» What to do
Copy every entry exactly.

------------------------------

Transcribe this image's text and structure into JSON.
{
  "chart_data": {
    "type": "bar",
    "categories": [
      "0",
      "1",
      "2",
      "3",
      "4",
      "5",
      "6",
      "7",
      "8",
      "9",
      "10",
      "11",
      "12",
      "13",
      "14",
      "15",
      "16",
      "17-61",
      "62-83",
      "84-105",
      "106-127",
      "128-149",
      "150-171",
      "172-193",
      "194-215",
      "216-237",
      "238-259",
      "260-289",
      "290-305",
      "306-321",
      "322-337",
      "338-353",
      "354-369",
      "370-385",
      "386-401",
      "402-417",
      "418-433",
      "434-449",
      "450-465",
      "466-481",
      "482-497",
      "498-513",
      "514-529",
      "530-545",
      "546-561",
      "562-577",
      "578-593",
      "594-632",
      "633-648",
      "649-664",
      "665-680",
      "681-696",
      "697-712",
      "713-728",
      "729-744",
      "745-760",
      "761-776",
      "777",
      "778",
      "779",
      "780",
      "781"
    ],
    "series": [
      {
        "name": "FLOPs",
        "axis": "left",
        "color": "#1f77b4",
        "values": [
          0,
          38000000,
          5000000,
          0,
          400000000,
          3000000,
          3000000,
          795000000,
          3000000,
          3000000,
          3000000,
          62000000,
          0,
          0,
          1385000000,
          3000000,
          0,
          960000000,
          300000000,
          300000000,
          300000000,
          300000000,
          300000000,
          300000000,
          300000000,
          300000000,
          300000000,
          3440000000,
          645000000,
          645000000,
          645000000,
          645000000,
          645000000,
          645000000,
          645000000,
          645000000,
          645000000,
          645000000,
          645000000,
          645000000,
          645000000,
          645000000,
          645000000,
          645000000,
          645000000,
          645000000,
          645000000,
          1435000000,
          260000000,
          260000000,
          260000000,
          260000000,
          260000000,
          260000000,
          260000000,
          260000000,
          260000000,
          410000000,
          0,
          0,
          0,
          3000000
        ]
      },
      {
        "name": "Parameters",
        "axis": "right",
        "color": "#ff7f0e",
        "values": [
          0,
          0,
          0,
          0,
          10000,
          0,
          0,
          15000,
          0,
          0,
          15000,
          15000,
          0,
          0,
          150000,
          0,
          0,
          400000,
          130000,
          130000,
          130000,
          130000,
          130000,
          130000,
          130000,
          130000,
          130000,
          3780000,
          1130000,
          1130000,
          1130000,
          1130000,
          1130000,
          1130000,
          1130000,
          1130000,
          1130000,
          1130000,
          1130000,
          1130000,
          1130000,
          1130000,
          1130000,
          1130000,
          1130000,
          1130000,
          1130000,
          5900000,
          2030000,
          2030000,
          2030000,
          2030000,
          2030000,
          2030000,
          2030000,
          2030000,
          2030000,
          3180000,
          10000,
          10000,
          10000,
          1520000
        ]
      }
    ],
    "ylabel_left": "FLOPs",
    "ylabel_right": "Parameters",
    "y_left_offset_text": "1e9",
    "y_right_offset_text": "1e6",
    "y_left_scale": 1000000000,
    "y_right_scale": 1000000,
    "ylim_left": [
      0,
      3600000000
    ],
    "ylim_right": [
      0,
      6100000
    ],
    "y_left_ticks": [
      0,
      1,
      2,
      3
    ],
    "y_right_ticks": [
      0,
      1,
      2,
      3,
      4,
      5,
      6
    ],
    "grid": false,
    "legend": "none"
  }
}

------------------------------

» The reply
Transcribe this image's text and structure into JSON.
{
  "chart_data": {
    "type": "bar",
    "categories": [
      "0",
      "1",
      "2",
      "3",
      "4",
      "5",
      "6",
      "7",
      "8",
      "9",
      "10",
      "11",
      "12",
      "13",
      "14",
      "15",
      "16",
      "17-61",
      "62-83",
      "84-105",
      "106-127",
      "128-149",
      "150-171",
      "172-193",
      "194-215",
      "216-237",
      "238-259",
      "260-289",
      "290-305",
      "306-321",
      "322-337",
      "338-353",
      "354-369",
      "370-385",
      "386-401",
      "402-417",
      "418-433",
      "434-449",
      "450-465",
      "466-481",
      "482-497",
      "498-513",
      "514-529",
      "530-545",
      "546-561",
      "562-577",
      "578-593",
      "594-632",
      "633-648",
      "649-664",
      "665-680",
      "681-696",
      "697-712",
      "713-728",
      "729-744",
      "745-760",
      "761-776",
      "777",
      "778",
      "779",
      "780",
      "781"
    ],
    "series": [
      {
        "name": "FLOPs",
        "axis": "left",
        "color": "#1f77b4",
        "values": [
          0,
          38000000,
          5000000,
          0,
          400000000,
          3000000,
          3000000,
          795000000,
          3000000,
          3000000,
          3000000,
          62000000,
          0,
          0,
          1385000000,
          3000000,
          0,
          960000000,
          300000000,
          300000000,
          300000000,
          300000000,
          300000000,
          300000000,
          300000000,
          300000000,
          300000000,
          3440000000,
          645000000,
          645000000,
          645000000,
          645000000,
          645000000,
          645000000,
          645000000,
          645000000,
          645000000,
          645000000,
          645000000,
          645000000,
          645000000,
          645000000,
          645000000,
          645000000,
          645000000,
          645000000,
          645000000,
          1435000000,
          260000000,
          260000000,
          260000000,
          260000000,
          260000000,
          260000000,
          260000000,
          260000000,
          260000000,
          410000000,
          0,
          0,
          0,
          3000000
        ]
      },
      {
        "name": "Parameters",
        "axis": "right",
        "color": "#ff7f0e",
        "values": [
          0,
          0,
          0,
          0,
          10000,
          0,
          0,
          15000,
          0,
          0,
          15000,
          15000,
          0,
          0,
          150000,
          0,
          0,
          400000,
          130000,
          130000,
          130000,
          130000,
          130000,
          130000,
          130000,
          130000,
          130000,
          3780000,
          1130000,
          1130000,
          1130000,
          1130000,
          1130000,
          1130000,
          1130000,
          1130000,
          1130000,
          1130000,
          1130000,
          1130000,
          1130000,
          1130000,
          1130000,
          1130000,
          1130000,
          1130000,
          1130000,
          5900000,
          2030000,
          2030000,
          2030000,
          2030000,
          2030000,
          2030000,
          2030000,
          2030000,
          2030000,
          3180000,
          10000,
          10000,
          10000,
          1520000
        ]
      }
    ],
    "ylabel_left": "FLOPs",
    "ylabel_right": "Parameters",
    "y_left_offset_text": "1e9",
    "y_right_offset_text": "1e6",
    "y_left_scale": 1000000000,
    "y_right_scale": 1000000,
    "ylim_left": [
      0,
      3600000000
    ],
    "ylim_right": [
      0,
      6100000
    ],
    "y_left_ticks": [
      0,
      1,
      2,
      3
    ],
    "y_right_ticks": [
      0,
      1,
      2,
      3,
      4,
      5,
      6
    ],
    "grid": false,
    "legend": "none"
  }
}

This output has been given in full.